EXTRACT =>

    I’m bummed to hear that Jenna Colman is leaving the show though: I’ve loved Clara since the Rings of Akhatan.


  6. Watching it again tonight to try and consolidate my thoughts. I loved so much of it — you’re right, best Dalek episode in a long time and Capaldi totally owns this show — but a lot of things bothered me. Hopefully Missy signals a different finale (for once in three or four years), but even though Danny is cool, he’s basically the same male companion we’ve had over and over. He’s brought in because he has a crush on the companion. And the treatment of that one cool soldier seemed super racist to me.


    1. Her treatment was definitely harsh. But that’s always been the Doctors stance in so many words. And I think that’s why it’ll make convincing the Doctor to allow Danny into the crew much more difficult. I don’t know if racist is the right word, but he was definitely segregating her for her beliefs.

ENTRIES SHOWN =>

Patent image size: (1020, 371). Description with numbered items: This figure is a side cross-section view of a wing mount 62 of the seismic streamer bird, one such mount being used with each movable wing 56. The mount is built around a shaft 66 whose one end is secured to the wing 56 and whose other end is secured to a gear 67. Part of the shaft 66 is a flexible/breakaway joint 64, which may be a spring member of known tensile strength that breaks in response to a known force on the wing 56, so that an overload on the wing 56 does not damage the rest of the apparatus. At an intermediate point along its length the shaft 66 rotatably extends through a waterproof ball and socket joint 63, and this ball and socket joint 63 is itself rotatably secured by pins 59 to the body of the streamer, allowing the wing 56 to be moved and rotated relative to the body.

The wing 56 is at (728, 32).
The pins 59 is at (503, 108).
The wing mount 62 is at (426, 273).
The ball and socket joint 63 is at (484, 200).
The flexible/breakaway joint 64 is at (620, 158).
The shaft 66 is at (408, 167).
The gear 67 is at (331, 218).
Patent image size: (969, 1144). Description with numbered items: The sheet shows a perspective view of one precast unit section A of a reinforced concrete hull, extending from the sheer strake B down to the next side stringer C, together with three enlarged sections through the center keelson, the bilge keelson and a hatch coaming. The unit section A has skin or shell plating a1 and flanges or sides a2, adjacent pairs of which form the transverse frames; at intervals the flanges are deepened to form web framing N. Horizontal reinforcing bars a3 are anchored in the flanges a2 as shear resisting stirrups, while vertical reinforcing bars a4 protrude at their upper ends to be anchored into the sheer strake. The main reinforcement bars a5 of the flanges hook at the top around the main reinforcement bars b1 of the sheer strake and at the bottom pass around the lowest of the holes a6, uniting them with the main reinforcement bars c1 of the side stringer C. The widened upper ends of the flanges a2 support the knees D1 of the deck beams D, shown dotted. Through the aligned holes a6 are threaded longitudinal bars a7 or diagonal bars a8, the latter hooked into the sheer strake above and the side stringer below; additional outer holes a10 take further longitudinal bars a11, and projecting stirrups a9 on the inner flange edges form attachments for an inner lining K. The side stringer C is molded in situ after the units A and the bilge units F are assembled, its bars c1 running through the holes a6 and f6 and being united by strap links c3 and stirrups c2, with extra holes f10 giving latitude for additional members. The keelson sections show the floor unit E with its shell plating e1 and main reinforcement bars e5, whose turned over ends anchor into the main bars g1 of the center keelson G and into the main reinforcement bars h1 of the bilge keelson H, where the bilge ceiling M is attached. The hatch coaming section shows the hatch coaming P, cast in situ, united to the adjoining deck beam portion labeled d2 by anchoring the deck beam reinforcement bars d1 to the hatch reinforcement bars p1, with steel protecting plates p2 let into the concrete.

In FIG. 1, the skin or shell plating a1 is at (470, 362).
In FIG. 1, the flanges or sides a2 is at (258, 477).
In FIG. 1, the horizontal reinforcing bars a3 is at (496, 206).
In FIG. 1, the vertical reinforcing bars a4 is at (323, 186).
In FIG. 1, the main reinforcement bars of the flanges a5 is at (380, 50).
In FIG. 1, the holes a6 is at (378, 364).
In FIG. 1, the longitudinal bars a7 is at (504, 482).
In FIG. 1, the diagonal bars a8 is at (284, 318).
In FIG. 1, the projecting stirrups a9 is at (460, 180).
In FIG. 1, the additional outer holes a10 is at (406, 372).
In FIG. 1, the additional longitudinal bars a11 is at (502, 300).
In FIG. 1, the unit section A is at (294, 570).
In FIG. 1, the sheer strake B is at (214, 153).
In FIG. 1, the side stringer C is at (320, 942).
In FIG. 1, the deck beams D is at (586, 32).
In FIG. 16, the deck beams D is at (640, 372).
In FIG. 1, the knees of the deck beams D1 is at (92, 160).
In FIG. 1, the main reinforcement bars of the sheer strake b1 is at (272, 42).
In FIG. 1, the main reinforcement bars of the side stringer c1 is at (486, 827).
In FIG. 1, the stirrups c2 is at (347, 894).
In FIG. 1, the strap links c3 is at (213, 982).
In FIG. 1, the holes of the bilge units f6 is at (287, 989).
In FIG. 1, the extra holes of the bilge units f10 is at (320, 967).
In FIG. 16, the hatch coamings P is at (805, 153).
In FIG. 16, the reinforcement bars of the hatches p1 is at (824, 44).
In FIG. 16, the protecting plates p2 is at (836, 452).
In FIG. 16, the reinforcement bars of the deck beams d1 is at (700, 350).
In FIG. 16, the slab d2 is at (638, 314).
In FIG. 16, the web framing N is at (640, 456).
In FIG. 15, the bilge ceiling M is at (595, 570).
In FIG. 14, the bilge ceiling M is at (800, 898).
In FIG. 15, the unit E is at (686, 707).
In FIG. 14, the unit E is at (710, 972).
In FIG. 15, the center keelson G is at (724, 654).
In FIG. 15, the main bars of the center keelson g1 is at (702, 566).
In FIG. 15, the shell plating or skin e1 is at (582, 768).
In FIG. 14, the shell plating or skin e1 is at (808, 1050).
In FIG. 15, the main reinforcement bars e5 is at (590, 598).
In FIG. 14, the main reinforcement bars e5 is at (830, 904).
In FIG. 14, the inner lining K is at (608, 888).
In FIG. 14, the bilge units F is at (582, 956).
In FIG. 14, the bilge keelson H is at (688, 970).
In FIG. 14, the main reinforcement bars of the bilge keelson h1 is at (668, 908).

THINGS TO DO =>
1. List every character from the show named in the Doctor Who comments, leaving out the actors.
2. In the Doctor Who comments, who does the second commenter say totally owns the show?
3. Carry on the Doctor Who comment thread past its final reply.

EXERCISE RESPONSES =>
1. Clara, Missy, Danny, the Doctor

2. Capaldi

3.
      Liked by 1 person

      1. The only reason it slides by is that he’s always had that sort of hostility toward soldiers, and Danny is there to balance it out. It was the very first scene that really seemed awful to me, where she’s forced to act submissive to the Doctor before he’ll take her back to her ship, for no particular reason. This was a better episode for women than many of them, but the white female soldier gets much better narrative treatment than the black female soldier, and since we know he’ll end up taking Danny on, that just makes it seem more unfair to Journey Blue, since the only difference (projected from this point) is that Clara isn’t attracted to her. It could work out differently, of course.


      2. Oh I see what you’re saying. I actually felt the exact opposite way during that scene. I honestly think, with this new Doctor’s personality, he would’ve said the same thing to a white male soldier.


      3. That’s a good point, I don’t mean to imply that HE’s racist at all. I think he would’ve done the same thing to any soldier. It’s just that the show itself is only giving us one thing — the humiliation of a black female soldier. The white female soldier and white male commanding officer aren’t put in that kind of submissive position to begin with. I should reserve judgment about how it compares to Danny since we don’t know how that’ll actually play out. 🙂


      4. Yeah it’s far too early to point fingers at Capaldi’s Doctor for only getting on one persons case.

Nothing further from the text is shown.